--- DATA ---
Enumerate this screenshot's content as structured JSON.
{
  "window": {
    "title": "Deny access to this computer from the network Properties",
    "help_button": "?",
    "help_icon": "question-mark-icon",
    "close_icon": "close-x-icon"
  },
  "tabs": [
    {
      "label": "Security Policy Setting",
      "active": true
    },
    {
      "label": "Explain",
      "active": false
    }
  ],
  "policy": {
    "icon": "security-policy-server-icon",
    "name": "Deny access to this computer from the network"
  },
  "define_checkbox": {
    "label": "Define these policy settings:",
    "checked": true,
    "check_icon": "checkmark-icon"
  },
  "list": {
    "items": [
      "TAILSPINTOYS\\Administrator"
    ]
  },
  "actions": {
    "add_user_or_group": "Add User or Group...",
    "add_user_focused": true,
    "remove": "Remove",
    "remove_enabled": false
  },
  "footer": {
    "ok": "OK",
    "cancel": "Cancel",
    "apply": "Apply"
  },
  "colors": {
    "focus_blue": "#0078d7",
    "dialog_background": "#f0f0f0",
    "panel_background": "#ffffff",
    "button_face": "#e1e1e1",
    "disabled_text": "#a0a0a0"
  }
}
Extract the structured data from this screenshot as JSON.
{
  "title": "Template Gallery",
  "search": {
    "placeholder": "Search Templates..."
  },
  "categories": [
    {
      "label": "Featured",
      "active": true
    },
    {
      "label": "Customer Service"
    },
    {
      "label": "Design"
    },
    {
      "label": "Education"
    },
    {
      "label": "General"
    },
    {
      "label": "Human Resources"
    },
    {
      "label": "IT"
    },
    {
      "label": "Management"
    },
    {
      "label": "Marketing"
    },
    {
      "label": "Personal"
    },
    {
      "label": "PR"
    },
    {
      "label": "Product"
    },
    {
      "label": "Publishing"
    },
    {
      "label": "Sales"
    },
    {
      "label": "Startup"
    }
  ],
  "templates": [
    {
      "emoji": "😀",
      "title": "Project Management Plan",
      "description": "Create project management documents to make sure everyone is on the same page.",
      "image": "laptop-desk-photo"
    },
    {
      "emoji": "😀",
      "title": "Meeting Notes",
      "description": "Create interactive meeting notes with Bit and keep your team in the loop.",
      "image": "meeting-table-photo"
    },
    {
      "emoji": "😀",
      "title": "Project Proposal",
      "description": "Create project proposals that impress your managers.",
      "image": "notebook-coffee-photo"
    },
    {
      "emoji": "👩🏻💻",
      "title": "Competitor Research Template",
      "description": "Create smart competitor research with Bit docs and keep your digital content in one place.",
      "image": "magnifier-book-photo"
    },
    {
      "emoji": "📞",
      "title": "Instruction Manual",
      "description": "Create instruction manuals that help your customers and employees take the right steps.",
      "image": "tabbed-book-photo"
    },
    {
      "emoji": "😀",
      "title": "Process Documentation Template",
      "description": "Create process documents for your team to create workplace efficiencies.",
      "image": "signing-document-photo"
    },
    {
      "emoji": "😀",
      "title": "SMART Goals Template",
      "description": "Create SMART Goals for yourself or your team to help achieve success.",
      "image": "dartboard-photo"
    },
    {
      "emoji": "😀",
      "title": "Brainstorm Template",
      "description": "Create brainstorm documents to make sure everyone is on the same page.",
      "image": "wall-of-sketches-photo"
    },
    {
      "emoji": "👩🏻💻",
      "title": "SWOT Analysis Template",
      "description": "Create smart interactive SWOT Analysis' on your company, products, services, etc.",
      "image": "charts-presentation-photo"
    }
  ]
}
---
▸ **EXERCISE INSTRUCTIONS**
Reproduce the full listing exactly.

▸ **WRITTEN RESPONSE**
Enumerate this screenshot's content as structured JSON.
{
  "window": {
    "title": "Deny access to this computer from the network Properties",
    "help_button": "?",
    "help_icon": "question-mark-icon",
    "close_icon": "close-x-icon"
  },
  "tabs": [
    {
      "label": "Security Policy Setting",
      "active": true
    },
    {
      "label": "Explain",
      "active": false
    }
  ],
  "policy": {
    "icon": "security-policy-server-icon",
    "name": "Deny access to this computer from the network"
  },
  "define_checkbox": {
    "label": "Define these policy settings:",
    "checked": true,
    "check_icon": "checkmark-icon"
  },
  "list": {
    "items": [
      "TAILSPINTOYS\\Administrator"
    ]
  },
  "actions": {
    "add_user_or_group": "Add User or Group...",
    "add_user_focused": true,
    "remove": "Remove",
    "remove_enabled": false
  },
  "footer": {
    "ok": "OK",
    "cancel": "Cancel",
    "apply": "Apply"
  },
  "colors": {
    "focus_blue": "#0078d7",
    "dialog_background": "#f0f0f0",
    "panel_background": "#ffffff",
    "button_face": "#e1e1e1",
    "disabled_text": "#a0a0a0"
  }
}
Extract the structured data from this screenshot as JSON.
{
  "title": "Template Gallery",
  "search": {
    "placeholder": "Search Templates..."
  },
  "categories": [
    {
      "label": "Featured",
      "active": true
    },
    {
      "label": "Customer Service"
    },
    {
      "label": "Design"
    },
    {
      "label": "Education"
    },
    {
      "label": "General"
    },
    {
      "label": "Human Resources"
    },
    {
      "label": "IT"
    },
    {
      "label": "Management"
    },
    {
      "label": "Marketing"
    },
    {
      "label": "Personal"
    },
    {
      "label": "PR"
    },
    {
      "label": "Product"
    },
    {
      "label": "Publishing"
    },
    {
      "label": "Sales"
    },
    {
      "label": "Startup"
    }
  ],
  "templates": [
    {
      "emoji": "😀",
      "title": "Project Management Plan",
      "description": "Create project management documents to make sure everyone is on the same page.",
      "image": "laptop-desk-photo"
    },
    {
      "emoji": "😀",
      "title": "Meeting Notes",
      "description": "Create interactive meeting notes with Bit and keep your team in the loop.",
      "image": "meeting-table-photo"
    },
    {
      "emoji": "😀",
      "title": "Project Proposal",
      "description": "Create project proposals that impress your managers.",
      "image": "notebook-coffee-photo"
    },
    {
      "emoji": "👩🏻💻",
      "title": "Competitor Research Template",
      "description": "Create smart competitor research with Bit docs and keep your digital content in one place.",
      "image": "magnifier-book-photo"
    },
    {
      "emoji": "📞",
      "title": "Instruction Manual",
      "description": "Create instruction manuals that help your customers and employees take the right steps.",
      "image": "tabbed-book-photo"
    },
    {
      "emoji": "😀",
      "title": "Process Documentation Template",
      "description": "Create process documents for your team to create workplace efficiencies.",
      "image": "signing-document-photo"
    },
    {
      "emoji": "😀",
      "title": "SMART Goals Template",
      "description": "Create SMART Goals for yourself or your team to help achieve success.",
      "image": "dartboard-photo"
    },
    {
      "emoji": "😀",
      "title": "Brainstorm Template",
      "description": "Create brainstorm documents to make sure everyone is on the same page.",
      "image": "wall-of-sketches-photo"
    },
    {
      "emoji": "👩🏻💻",
      "title": "SWOT Analysis Template",
      "description": "Create smart interactive SWOT Analysis' on your company, products, services, etc.",
      "image": "charts-presentation-photo"
    }
  ]
}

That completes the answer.